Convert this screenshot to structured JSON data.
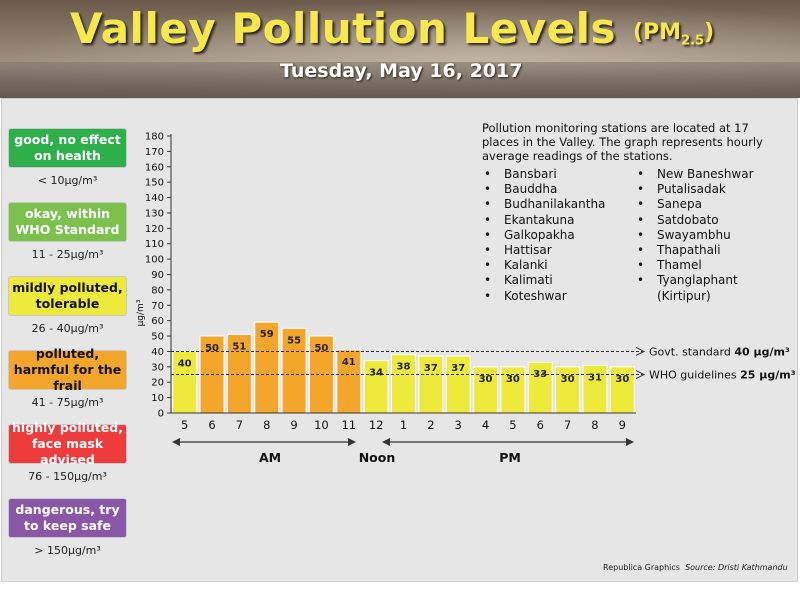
{
  "header": {
    "title": "Valley Pollution Levels",
    "title_suffix": "(PM2.5)",
    "date": "Tuesday, May 16, 2017"
  },
  "legend": [
    {
      "label": "good, no effect on health",
      "range": "< 10µg/m³",
      "color": "#2db04b",
      "text_color": "#ffffff"
    },
    {
      "label": "okay, within WHO Standard",
      "range": "11 - 25µg/m³",
      "color": "#7cc04e",
      "text_color": "#ffffff"
    },
    {
      "label": "mildly polluted, tolerable",
      "range": "26 - 40µg/m³",
      "color": "#eeea3c",
      "text_color": "#111111"
    },
    {
      "label": "polluted, harmful for the frail",
      "range": "41 - 75µg/m³",
      "color": "#f4a62a",
      "text_color": "#111111"
    },
    {
      "label": "highly polluted, face mask advised",
      "range": "76 - 150µg/m³",
      "color": "#ee3b3b",
      "text_color": "#ffffff"
    },
    {
      "label": "dangerous, try to keep safe",
      "range": "> 150µg/m³",
      "color": "#8a56a8",
      "text_color": "#ffffff"
    }
  ],
  "info": {
    "text": "Pollution monitoring stations are located at 17 places in the Valley. The graph represents hourly average readings of the stations.",
    "stations_col1": [
      "Bansbari",
      "Bauddha",
      "Budhanilakantha",
      "Ekantakuna",
      "Galkopakha",
      "Hattisar",
      "Kalanki",
      "Kalimati",
      "Koteshwar"
    ],
    "stations_col2": [
      "New Baneshwar",
      "Putalisadak",
      "Sanepa",
      "Satdobato",
      "Swayambhu",
      "Thapathali",
      "Thamel",
      "Tyanglaphant",
      "(Kirtipur)"
    ],
    "bullet": "•"
  },
  "chart_data": {
    "type": "bar",
    "categories": [
      "5",
      "6",
      "7",
      "8",
      "9",
      "10",
      "11",
      "12",
      "1",
      "2",
      "3",
      "4",
      "5",
      "6",
      "7",
      "8",
      "9"
    ],
    "values": [
      40,
      50,
      51,
      59,
      55,
      50,
      41,
      34,
      38,
      37,
      37,
      30,
      30,
      33,
      30,
      31,
      30
    ],
    "ylabel": "µg/m³",
    "ylim": [
      0,
      180
    ],
    "ytick_step": 10,
    "period_labels": {
      "am": "AM",
      "noon": "Noon",
      "pm": "PM"
    },
    "reference_lines": [
      {
        "label": "Govt. standard",
        "value_text": "40 µg/m³",
        "value": 40
      },
      {
        "label": "WHO guidelines",
        "value_text": "25 µg/m³",
        "value": 25
      }
    ],
    "bar_colors": {
      "mild": "#eeea3c",
      "polluted": "#f4a62a"
    }
  },
  "credit": {
    "graphics": "Republica Graphics",
    "source": "Source: Dristi Kathmandu"
  }
}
::::
The exercise -
Nothing but the pictures may be dropped; output the records above exactly.

Answer to the exercise -
Convert this screenshot to structured JSON data.
{
  "header": {
    "title": "Valley Pollution Levels",
    "title_suffix": "(PM2.5)",
    "date": "Tuesday, May 16, 2017"
  },
  "legend": [
    {
      "label": "good, no effect on health",
      "range": "< 10µg/m³",
      "color": "#2db04b",
      "text_color": "#ffffff"
    },
    {
      "label": "okay, within WHO Standard",
      "range": "11 - 25µg/m³",
      "color": "#7cc04e",
      "text_color": "#ffffff"
    },
    {
      "label": "mildly polluted, tolerable",
      "range": "26 - 40µg/m³",
      "color": "#eeea3c",
      "text_color": "#111111"
    },
    {
      "label": "polluted, harmful for the frail",
      "range": "41 - 75µg/m³",
      "color": "#f4a62a",
      "text_color": "#111111"
    },
    {
      "label": "highly polluted, face mask advised",
      "range": "76 - 150µg/m³",
      "color": "#ee3b3b",
      "text_color": "#ffffff"
    },
    {
      "label": "dangerous, try to keep safe",
      "range": "> 150µg/m³",
      "color": "#8a56a8",
      "text_color": "#ffffff"
    }
  ],
  "info": {
    "text": "Pollution monitoring stations are located at 17 places in the Valley. The graph represents hourly average readings of the stations.",
    "stations_col1": [
      "Bansbari",
      "Bauddha",
      "Budhanilakantha",
      "Ekantakuna",
      "Galkopakha",
      "Hattisar",
      "Kalanki",
      "Kalimati",
      "Koteshwar"
    ],
    "stations_col2": [
      "New Baneshwar",
      "Putalisadak",
      "Sanepa",
      "Satdobato",
      "Swayambhu",
      "Thapathali",
      "Thamel",
      "Tyanglaphant",
      "(Kirtipur)"
    ],
    "bullet": "•"
  },
  "chart_data": {
    "type": "bar",
    "categories": [
      "5",
      "6",
      "7",
      "8",
      "9",
      "10",
      "11",
      "12",
      "1",
      "2",
      "3",
      "4",
      "5",
      "6",
      "7",
      "8",
      "9"
    ],
    "values": [
      40,
      50,
      51,
      59,
      55,
      50,
      41,
      34,
      38,
      37,
      37,
      30,
      30,
      33,
      30,
      31,
      30
    ],
    "ylabel": "µg/m³",
    "ylim": [
      0,
      180
    ],
    "ytick_step": 10,
    "period_labels": {
      "am": "AM",
      "noon": "Noon",
      "pm": "PM"
    },
    "reference_lines": [
      {
        "label": "Govt. standard",
        "value_text": "40 µg/m³",
        "value": 40
      },
      {
        "label": "WHO guidelines",
        "value_text": "25 µg/m³",
        "value": 25
      }
    ],
    "bar_colors": {
      "mild": "#eeea3c",
      "polluted": "#f4a62a"
    }
  },
  "credit": {
    "graphics": "Republica Graphics",
    "source": "Source: Dristi Kathmandu"
  }
}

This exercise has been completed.